__What is asked__
Without including any pictures, write out all the entries exactly.

__Dataset rows__

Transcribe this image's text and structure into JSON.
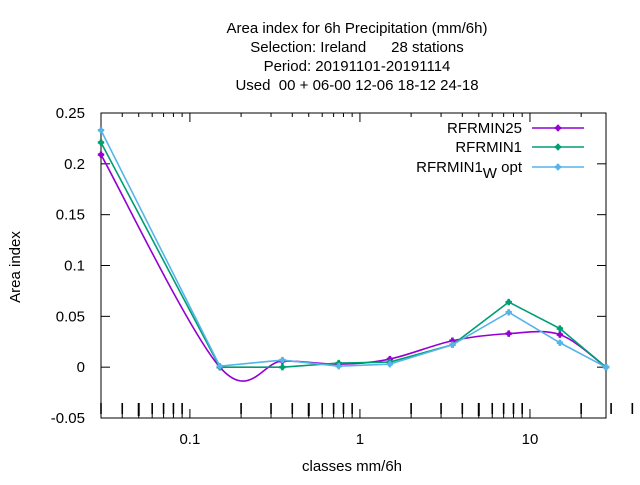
{
  "chart_data": {
    "type": "line",
    "title_lines": [
      "Area index  for 6h Precipitation (mm/6h)",
      "Selection: Ireland      28 stations",
      "Period: 20191101-20191114",
      "Used  00 + 06-00 12-06 18-12 24-18"
    ],
    "xlabel": "classes mm/6h",
    "ylabel": "Area index",
    "x_scale": "log",
    "xlim": [
      0.03,
      28
    ],
    "ylim": [
      -0.05,
      0.25
    ],
    "x_ticks": [
      {
        "value": 0.1,
        "label": "0.1"
      },
      {
        "value": 1,
        "label": "1"
      },
      {
        "value": 10,
        "label": "10"
      }
    ],
    "y_ticks": [
      {
        "value": -0.05,
        "label": "-0.05"
      },
      {
        "value": 0,
        "label": "0"
      },
      {
        "value": 0.05,
        "label": "0.05"
      },
      {
        "value": 0.1,
        "label": "0.1"
      },
      {
        "value": 0.15,
        "label": "0.15"
      },
      {
        "value": 0.2,
        "label": "0.2"
      },
      {
        "value": 0.25,
        "label": "0.25"
      }
    ],
    "grid": false,
    "legend_position": "top-right",
    "series": [
      {
        "name": "RFRMIN25",
        "color": "#9400d3",
        "smooth": true,
        "x": [
          0.03,
          0.15,
          0.35,
          0.75,
          1.5,
          3.5,
          7.5,
          15,
          28
        ],
        "y": [
          0.209,
          0.0,
          0.006,
          0.003,
          0.008,
          0.026,
          0.033,
          0.032,
          0.0
        ]
      },
      {
        "name": "RFRMIN1",
        "color": "#009e73",
        "smooth": false,
        "x": [
          0.03,
          0.15,
          0.35,
          0.75,
          1.5,
          3.5,
          7.5,
          15,
          28
        ],
        "y": [
          0.221,
          0.0,
          0.0,
          0.004,
          0.005,
          0.022,
          0.064,
          0.038,
          0.0
        ]
      },
      {
        "name": "RFRMIN1",
        "name_sub": "W",
        "name_suffix": " opt",
        "color": "#56b4e9",
        "smooth": false,
        "x": [
          0.03,
          0.15,
          0.35,
          0.75,
          1.5,
          3.5,
          7.5,
          15,
          28
        ],
        "y": [
          0.233,
          0.001,
          0.007,
          0.001,
          0.003,
          0.022,
          0.054,
          0.024,
          0.0
        ]
      }
    ]
  }
}
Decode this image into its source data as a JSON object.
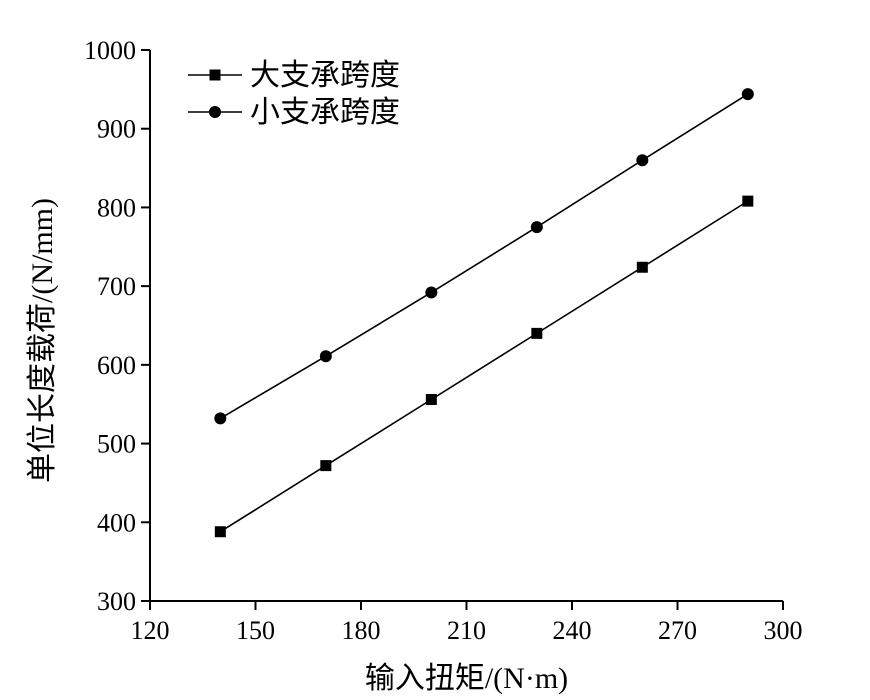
{
  "chart_data": {
    "type": "line",
    "xlabel": "输入扭矩/(N·m)",
    "ylabel": "单位长度载荷/(N/mm)",
    "xlim": [
      120,
      300
    ],
    "ylim": [
      300,
      1000
    ],
    "x_ticks": [
      "120",
      "150",
      "180",
      "210",
      "240",
      "270",
      "300"
    ],
    "y_ticks": [
      "300",
      "400",
      "500",
      "600",
      "700",
      "800",
      "900",
      "1000"
    ],
    "grid": false,
    "legend_position": "top-left",
    "x": [
      140,
      170,
      200,
      230,
      260,
      290
    ],
    "series": [
      {
        "name": "大支承跨度",
        "marker": "square",
        "values": [
          388,
          472,
          556,
          640,
          724,
          808
        ]
      },
      {
        "name": "小支承跨度",
        "marker": "circle",
        "values": [
          532,
          611,
          692,
          775,
          860,
          944
        ]
      }
    ],
    "colors": {
      "line": "#000000",
      "axis": "#000000"
    }
  }
}
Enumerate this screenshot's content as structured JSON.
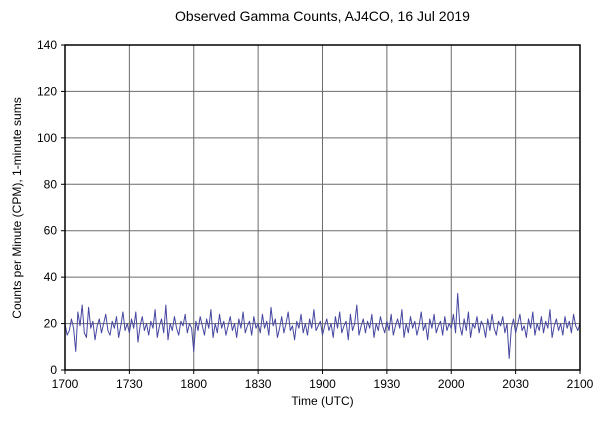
{
  "chart_data": {
    "type": "line",
    "title": "Observed Gamma Counts, AJ4CO, 16 Jul 2019",
    "xlabel": "Time (UTC)",
    "ylabel": "Counts per Minute (CPM), 1-minute sums",
    "xlim": [
      0,
      240
    ],
    "ylim": [
      0,
      140
    ],
    "grid": true,
    "legend": "none",
    "xticks": [
      {
        "pos": 0,
        "label": "1700"
      },
      {
        "pos": 30,
        "label": "1730"
      },
      {
        "pos": 60,
        "label": "1800"
      },
      {
        "pos": 90,
        "label": "1830"
      },
      {
        "pos": 120,
        "label": "1900"
      },
      {
        "pos": 150,
        "label": "1930"
      },
      {
        "pos": 180,
        "label": "2000"
      },
      {
        "pos": 210,
        "label": "2030"
      },
      {
        "pos": 240,
        "label": "2100"
      }
    ],
    "yticks": [
      0,
      20,
      40,
      60,
      80,
      100,
      120,
      140
    ],
    "colors": {
      "line": "#4646a0",
      "grid": "#6b6b6b",
      "frame": "#000000",
      "background": "#ffffff"
    },
    "series": [
      {
        "name": "gamma_counts_cpm",
        "x_step_minutes": 1,
        "values": [
          20,
          15,
          17,
          22,
          18,
          8,
          25,
          19,
          28,
          16,
          14,
          27,
          18,
          21,
          13,
          19,
          22,
          16,
          20,
          24,
          17,
          15,
          21,
          18,
          23,
          14,
          19,
          25,
          17,
          20,
          16,
          22,
          18,
          25,
          12,
          19,
          23,
          17,
          20,
          15,
          21,
          18,
          26,
          14,
          19,
          22,
          16,
          28,
          13,
          20,
          17,
          23,
          18,
          15,
          21,
          19,
          24,
          16,
          20,
          18,
          8,
          21,
          17,
          23,
          19,
          15,
          22,
          18,
          26,
          14,
          20,
          16,
          24,
          18,
          21,
          15,
          19,
          23,
          17,
          20,
          14,
          22,
          18,
          25,
          16,
          19,
          21,
          15,
          23,
          18,
          20,
          16,
          24,
          18,
          21,
          15,
          27,
          19,
          22,
          14,
          18,
          23,
          16,
          20,
          25,
          17,
          19,
          13,
          21,
          18,
          24,
          16,
          20,
          15,
          22,
          18,
          26,
          17,
          19,
          21,
          15,
          19,
          22,
          17,
          20,
          14,
          23,
          18,
          25,
          16,
          19,
          21,
          13,
          24,
          17,
          20,
          28,
          15,
          19,
          22,
          16,
          21,
          18,
          24,
          14,
          20,
          17,
          23,
          19,
          16,
          21,
          17,
          24,
          15,
          19,
          22,
          18,
          26,
          14,
          20,
          16,
          23,
          18,
          21,
          15,
          19,
          25,
          17,
          20,
          13,
          22,
          18,
          24,
          16,
          19,
          21,
          15,
          23,
          17,
          20,
          18,
          24,
          16,
          33,
          19,
          15,
          22,
          17,
          25,
          14,
          20,
          18,
          23,
          16,
          21,
          19,
          14,
          22,
          17,
          24,
          18,
          15,
          21,
          19,
          23,
          16,
          20,
          5,
          18,
          22,
          16,
          20,
          24,
          17,
          19,
          14,
          22,
          18,
          25,
          15,
          20,
          17,
          23,
          16,
          21,
          18,
          26,
          14,
          19,
          22,
          17,
          20,
          15,
          23,
          18,
          21,
          16,
          24,
          19,
          17,
          20
        ]
      }
    ]
  }
}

__Complete output__
Transcribe this image's text and structure into JSON.
{
  "chart_data": {
    "type": "line",
    "title_lines": [
      "Area index  for 6h Precipitation (mm/6h)",
      "Selection: Ireland      28 stations",
      "Period: 20191101-20191114",
      "Used  00 + 06-00 12-06 18-12 24-18"
    ],
    "xlabel": "classes mm/6h",
    "ylabel": "Area index",
    "x_scale": "log",
    "xlim": [
      0.03,
      28
    ],
    "ylim": [
      -0.05,
      0.25
    ],
    "x_ticks": [
      {
        "value": 0.1,
        "label": "0.1"
      },
      {
        "value": 1,
        "label": "1"
      },
      {
        "value": 10,
        "label": "10"
      }
    ],
    "y_ticks": [
      {
        "value": -0.05,
        "label": "-0.05"
      },
      {
        "value": 0,
        "label": "0"
      },
      {
        "value": 0.05,
        "label": "0.05"
      },
      {
        "value": 0.1,
        "label": "0.1"
      },
      {
        "value": 0.15,
        "label": "0.15"
      },
      {
        "value": 0.2,
        "label": "0.2"
      },
      {
        "value": 0.25,
        "label": "0.25"
      }
    ],
    "grid": false,
    "legend_position": "top-right",
    "series": [
      {
        "name": "RFRMIN25",
        "color": "#9400d3",
        "smooth": true,
        "x": [
          0.03,
          0.15,
          0.35,
          0.75,
          1.5,
          3.5,
          7.5,
          15,
          28
        ],
        "y": [
          0.209,
          0.0,
          0.006,
          0.003,
          0.008,
          0.026,
          0.033,
          0.032,
          0.0
        ]
      },
      {
        "name": "RFRMIN1",
        "color": "#009e73",
        "smooth": false,
        "x": [
          0.03,
          0.15,
          0.35,
          0.75,
          1.5,
          3.5,
          7.5,
          15,
          28
        ],
        "y": [
          0.221,
          0.0,
          0.0,
          0.004,
          0.005,
          0.022,
          0.064,
          0.038,
          0.0
        ]
      },
      {
        "name": "RFRMIN1",
        "name_sub": "W",
        "name_suffix": " opt",
        "color": "#56b4e9",
        "smooth": false,
        "x": [
          0.03,
          0.15,
          0.35,
          0.75,
          1.5,
          3.5,
          7.5,
          15,
          28
        ],
        "y": [
          0.233,
          0.001,
          0.007,
          0.001,
          0.003,
          0.022,
          0.054,
          0.024,
          0.0
        ]
      }
    ]
  }
}
Decode this image into its source data as a JSON object.
{
  "chart_data": {
    "type": "line",
    "xlabel": "输入扭矩/(N·m)",
    "ylabel": "单位长度载荷/(N/mm)",
    "xlim": [
      120,
      300
    ],
    "ylim": [
      300,
      1000
    ],
    "x_ticks": [
      "120",
      "150",
      "180",
      "210",
      "240",
      "270",
      "300"
    ],
    "y_ticks": [
      "300",
      "400",
      "500",
      "600",
      "700",
      "800",
      "900",
      "1000"
    ],
    "grid": false,
    "legend_position": "top-left",
    "x": [
      140,
      170,
      200,
      230,
      260,
      290
    ],
    "series": [
      {
        "name": "大支承跨度",
        "marker": "square",
        "values": [
          388,
          472,
          556,
          640,
          724,
          808
        ]
      },
      {
        "name": "小支承跨度",
        "marker": "circle",
        "values": [
          532,
          611,
          692,
          775,
          860,
          944
        ]
      }
    ],
    "colors": {
      "line": "#000000",
      "axis": "#000000"
    }
  }
}
Enumerate this screenshot's content as structured JSON.
{
  "chart_data": {
    "type": "line",
    "title": "Observed Gamma Counts, AJ4CO, 16 Jul 2019",
    "xlabel": "Time (UTC)",
    "ylabel": "Counts per Minute (CPM), 1-minute sums",
    "xlim": [
      0,
      240
    ],
    "ylim": [
      0,
      140
    ],
    "grid": true,
    "legend": "none",
    "xticks": [
      {
        "pos": 0,
        "label": "1700"
      },
      {
        "pos": 30,
        "label": "1730"
      },
      {
        "pos": 60,
        "label": "1800"
      },
      {
        "pos": 90,
        "label": "1830"
      },
      {
        "pos": 120,
        "label": "1900"
      },
      {
        "pos": 150,
        "label": "1930"
      },
      {
        "pos": 180,
        "label": "2000"
      },
      {
        "pos": 210,
        "label": "2030"
      },
      {
        "pos": 240,
        "label": "2100"
      }
    ],
    "yticks": [
      0,
      20,
      40,
      60,
      80,
      100,
      120,
      140
    ],
    "colors": {
      "line": "#4646a0",
      "grid": "#6b6b6b",
      "frame": "#000000",
      "background": "#ffffff"
    },
    "series": [
      {
        "name": "gamma_counts_cpm",
        "x_step_minutes": 1,
        "values": [
          20,
          15,
          17,
          22,
          18,
          8,
          25,
          19,
          28,
          16,
          14,
          27,
          18,
          21,
          13,
          19,
          22,
          16,
          20,
          24,
          17,
          15,
          21,
          18,
          23,
          14,
          19,
          25,
          17,
          20,
          16,
          22,
          18,
          25,
          12,
          19,
          23,
          17,
          20,
          15,
          21,
          18,
          26,
          14,
          19,
          22,
          16,
          28,
          13,
          20,
          17,
          23,
          18,
          15,
          21,
          19,
          24,
          16,
          20,
          18,
          8,
          21,
          17,
          23,
          19,
          15,
          22,
          18,
          26,
          14,
          20,
          16,
          24,
          18,
          21,
          15,
          19,
          23,
          17,
          20,
          14,
          22,
          18,
          25,
          16,
          19,
          21,
          15,
          23,
          18,
          20,
          16,
          24,
          18,
          21,
          15,
          27,
          19,
          22,
          14,
          18,
          23,
          16,
          20,
          25,
          17,
          19,
          13,
          21,
          18,
          24,
          16,
          20,
          15,
          22,
          18,
          26,
          17,
          19,
          21,
          15,
          19,
          22,
          17,
          20,
          14,
          23,
          18,
          25,
          16,
          19,
          21,
          13,
          24,
          17,
          20,
          28,
          15,
          19,
          22,
          16,
          21,
          18,
          24,
          14,
          20,
          17,
          23,
          19,
          16,
          21,
          17,
          24,
          15,
          19,
          22,
          18,
          26,
          14,
          20,
          16,
          23,
          18,
          21,
          15,
          19,
          25,
          17,
          20,
          13,
          22,
          18,
          24,
          16,
          19,
          21,
          15,
          23,
          17,
          20,
          18,
          24,
          16,
          33,
          19,
          15,
          22,
          17,
          25,
          14,
          20,
          18,
          23,
          16,
          21,
          19,
          14,
          22,
          17,
          24,
          18,
          15,
          21,
          19,
          23,
          16,
          20,
          5,
          18,
          22,
          16,
          20,
          24,
          17,
          19,
          14,
          22,
          18,
          25,
          15,
          20,
          17,
          23,
          16,
          21,
          18,
          26,
          14,
          19,
          22,
          17,
          20,
          15,
          23,
          18,
          21,
          16,
          24,
          19,
          17,
          20
        ]
      }
    ]
  }
}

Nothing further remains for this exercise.